Task statement:
Repeat the entire listing exactly as written.

Records from a data collection:
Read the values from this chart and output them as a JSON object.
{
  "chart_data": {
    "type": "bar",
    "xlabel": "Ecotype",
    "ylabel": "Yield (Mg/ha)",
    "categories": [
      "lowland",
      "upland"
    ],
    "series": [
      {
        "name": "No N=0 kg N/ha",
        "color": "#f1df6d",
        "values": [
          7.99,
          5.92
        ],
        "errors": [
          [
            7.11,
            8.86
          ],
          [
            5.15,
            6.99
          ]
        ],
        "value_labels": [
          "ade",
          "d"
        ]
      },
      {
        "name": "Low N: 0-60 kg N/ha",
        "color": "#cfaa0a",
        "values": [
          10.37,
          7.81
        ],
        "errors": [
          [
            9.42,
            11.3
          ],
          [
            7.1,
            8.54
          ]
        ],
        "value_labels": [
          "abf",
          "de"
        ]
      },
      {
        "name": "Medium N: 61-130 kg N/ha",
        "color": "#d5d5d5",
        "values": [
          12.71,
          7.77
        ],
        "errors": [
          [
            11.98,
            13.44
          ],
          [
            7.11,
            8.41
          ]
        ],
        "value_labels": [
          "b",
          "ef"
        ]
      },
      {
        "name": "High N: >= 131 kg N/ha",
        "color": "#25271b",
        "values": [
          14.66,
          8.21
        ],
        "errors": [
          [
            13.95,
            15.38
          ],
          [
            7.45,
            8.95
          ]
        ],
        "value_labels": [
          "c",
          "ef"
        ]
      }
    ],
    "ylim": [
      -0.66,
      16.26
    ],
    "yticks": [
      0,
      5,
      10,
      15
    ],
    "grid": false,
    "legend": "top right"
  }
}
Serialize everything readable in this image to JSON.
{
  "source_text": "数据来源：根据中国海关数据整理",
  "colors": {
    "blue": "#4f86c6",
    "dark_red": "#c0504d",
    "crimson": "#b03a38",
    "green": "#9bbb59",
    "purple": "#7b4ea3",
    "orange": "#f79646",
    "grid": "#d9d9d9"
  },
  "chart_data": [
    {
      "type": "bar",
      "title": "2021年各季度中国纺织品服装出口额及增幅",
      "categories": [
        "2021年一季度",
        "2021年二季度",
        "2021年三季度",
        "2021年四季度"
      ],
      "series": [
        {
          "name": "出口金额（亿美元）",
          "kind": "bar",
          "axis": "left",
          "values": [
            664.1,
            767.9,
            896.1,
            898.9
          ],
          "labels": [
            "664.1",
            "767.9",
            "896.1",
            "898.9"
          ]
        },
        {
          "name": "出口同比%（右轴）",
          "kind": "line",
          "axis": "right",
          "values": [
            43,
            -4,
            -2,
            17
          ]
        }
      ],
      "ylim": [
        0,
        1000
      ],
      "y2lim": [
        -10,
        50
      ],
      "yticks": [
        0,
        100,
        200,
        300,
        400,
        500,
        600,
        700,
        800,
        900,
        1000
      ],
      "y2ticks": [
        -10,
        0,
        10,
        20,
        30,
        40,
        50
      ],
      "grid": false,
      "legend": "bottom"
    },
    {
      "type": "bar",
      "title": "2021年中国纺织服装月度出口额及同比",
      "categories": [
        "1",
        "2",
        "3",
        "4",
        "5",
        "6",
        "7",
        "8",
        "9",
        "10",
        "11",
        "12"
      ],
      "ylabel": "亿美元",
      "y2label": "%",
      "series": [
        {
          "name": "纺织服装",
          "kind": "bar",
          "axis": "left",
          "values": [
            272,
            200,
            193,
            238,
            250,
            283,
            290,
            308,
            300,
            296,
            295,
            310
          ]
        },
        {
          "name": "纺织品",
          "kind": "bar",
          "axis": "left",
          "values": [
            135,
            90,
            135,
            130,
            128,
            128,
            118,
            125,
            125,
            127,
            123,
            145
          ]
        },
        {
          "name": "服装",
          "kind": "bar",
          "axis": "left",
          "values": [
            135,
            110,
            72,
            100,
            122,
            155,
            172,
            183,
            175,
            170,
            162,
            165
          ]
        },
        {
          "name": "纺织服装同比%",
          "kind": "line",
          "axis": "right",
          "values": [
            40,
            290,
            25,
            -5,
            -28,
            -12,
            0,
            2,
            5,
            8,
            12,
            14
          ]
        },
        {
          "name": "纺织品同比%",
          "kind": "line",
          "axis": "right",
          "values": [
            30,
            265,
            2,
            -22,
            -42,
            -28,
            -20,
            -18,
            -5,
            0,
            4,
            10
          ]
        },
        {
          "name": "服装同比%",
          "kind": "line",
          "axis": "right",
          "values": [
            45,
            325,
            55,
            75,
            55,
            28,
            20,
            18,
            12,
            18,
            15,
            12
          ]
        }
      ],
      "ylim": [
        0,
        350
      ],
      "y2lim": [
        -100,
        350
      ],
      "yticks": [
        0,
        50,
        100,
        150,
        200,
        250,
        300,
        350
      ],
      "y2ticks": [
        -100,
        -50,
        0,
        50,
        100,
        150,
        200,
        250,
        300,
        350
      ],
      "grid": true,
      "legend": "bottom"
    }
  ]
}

Problem solution:
Read the values from this chart and output them as a JSON object.
{
  "chart_data": {
    "type": "bar",
    "xlabel": "Ecotype",
    "ylabel": "Yield (Mg/ha)",
    "categories": [
      "lowland",
      "upland"
    ],
    "series": [
      {
        "name": "No N=0 kg N/ha",
        "color": "#f1df6d",
        "values": [
          7.99,
          5.92
        ],
        "errors": [
          [
            7.11,
            8.86
          ],
          [
            5.15,
            6.99
          ]
        ],
        "value_labels": [
          "ade",
          "d"
        ]
      },
      {
        "name": "Low N: 0-60 kg N/ha",
        "color": "#cfaa0a",
        "values": [
          10.37,
          7.81
        ],
        "errors": [
          [
            9.42,
            11.3
          ],
          [
            7.1,
            8.54
          ]
        ],
        "value_labels": [
          "abf",
          "de"
        ]
      },
      {
        "name": "Medium N: 61-130 kg N/ha",
        "color": "#d5d5d5",
        "values": [
          12.71,
          7.77
        ],
        "errors": [
          [
            11.98,
            13.44
          ],
          [
            7.11,
            8.41
          ]
        ],
        "value_labels": [
          "b",
          "ef"
        ]
      },
      {
        "name": "High N: >= 131 kg N/ha",
        "color": "#25271b",
        "values": [
          14.66,
          8.21
        ],
        "errors": [
          [
            13.95,
            15.38
          ],
          [
            7.45,
            8.95
          ]
        ],
        "value_labels": [
          "c",
          "ef"
        ]
      }
    ],
    "ylim": [
      -0.66,
      16.26
    ],
    "yticks": [
      0,
      5,
      10,
      15
    ],
    "grid": false,
    "legend": "top right"
  }
}
Serialize everything readable in this image to JSON.
{
  "source_text": "数据来源：根据中国海关数据整理",
  "colors": {
    "blue": "#4f86c6",
    "dark_red": "#c0504d",
    "crimson": "#b03a38",
    "green": "#9bbb59",
    "purple": "#7b4ea3",
    "orange": "#f79646",
    "grid": "#d9d9d9"
  },
  "chart_data": [
    {
      "type": "bar",
      "title": "2021年各季度中国纺织品服装出口额及增幅",
      "categories": [
        "2021年一季度",
        "2021年二季度",
        "2021年三季度",
        "2021年四季度"
      ],
      "series": [
        {
          "name": "出口金额（亿美元）",
          "kind": "bar",
          "axis": "left",
          "values": [
            664.1,
            767.9,
            896.1,
            898.9
          ],
          "labels": [
            "664.1",
            "767.9",
            "896.1",
            "898.9"
          ]
        },
        {
          "name": "出口同比%（右轴）",
          "kind": "line",
          "axis": "right",
          "values": [
            43,
            -4,
            -2,
            17
          ]
        }
      ],
      "ylim": [
        0,
        1000
      ],
      "y2lim": [
        -10,
        50
      ],
      "yticks": [
        0,
        100,
        200,
        300,
        400,
        500,
        600,
        700,
        800,
        900,
        1000
      ],
      "y2ticks": [
        -10,
        0,
        10,
        20,
        30,
        40,
        50
      ],
      "grid": false,
      "legend": "bottom"
    },
    {
      "type": "bar",
      "title": "2021年中国纺织服装月度出口额及同比",
      "categories": [
        "1",
        "2",
        "3",
        "4",
        "5",
        "6",
        "7",
        "8",
        "9",
        "10",
        "11",
        "12"
      ],
      "ylabel": "亿美元",
      "y2label": "%",
      "series": [
        {
          "name": "纺织服装",
          "kind": "bar",
          "axis": "left",
          "values": [
            272,
            200,
            193,
            238,
            250,
            283,
            290,
            308,
            300,
            296,
            295,
            310
          ]
        },
        {
          "name": "纺织品",
          "kind": "bar",
          "axis": "left",
          "values": [
            135,
            90,
            135,
            130,
            128,
            128,
            118,
            125,
            125,
            127,
            123,
            145
          ]
        },
        {
          "name": "服装",
          "kind": "bar",
          "axis": "left",
          "values": [
            135,
            110,
            72,
            100,
            122,
            155,
            172,
            183,
            175,
            170,
            162,
            165
          ]
        },
        {
          "name": "纺织服装同比%",
          "kind": "line",
          "axis": "right",
          "values": [
            40,
            290,
            25,
            -5,
            -28,
            -12,
            0,
            2,
            5,
            8,
            12,
            14
          ]
        },
        {
          "name": "纺织品同比%",
          "kind": "line",
          "axis": "right",
          "values": [
            30,
            265,
            2,
            -22,
            -42,
            -28,
            -20,
            -18,
            -5,
            0,
            4,
            10
          ]
        },
        {
          "name": "服装同比%",
          "kind": "line",
          "axis": "right",
          "values": [
            45,
            325,
            55,
            75,
            55,
            28,
            20,
            18,
            12,
            18,
            15,
            12
          ]
        }
      ],
      "ylim": [
        0,
        350
      ],
      "y2lim": [
        -100,
        350
      ],
      "yticks": [
        0,
        50,
        100,
        150,
        200,
        250,
        300,
        350
      ],
      "y2ticks": [
        -100,
        -50,
        0,
        50,
        100,
        150,
        200,
        250,
        300,
        350
      ],
      "grid": true,
      "legend": "bottom"
    }
  ]
}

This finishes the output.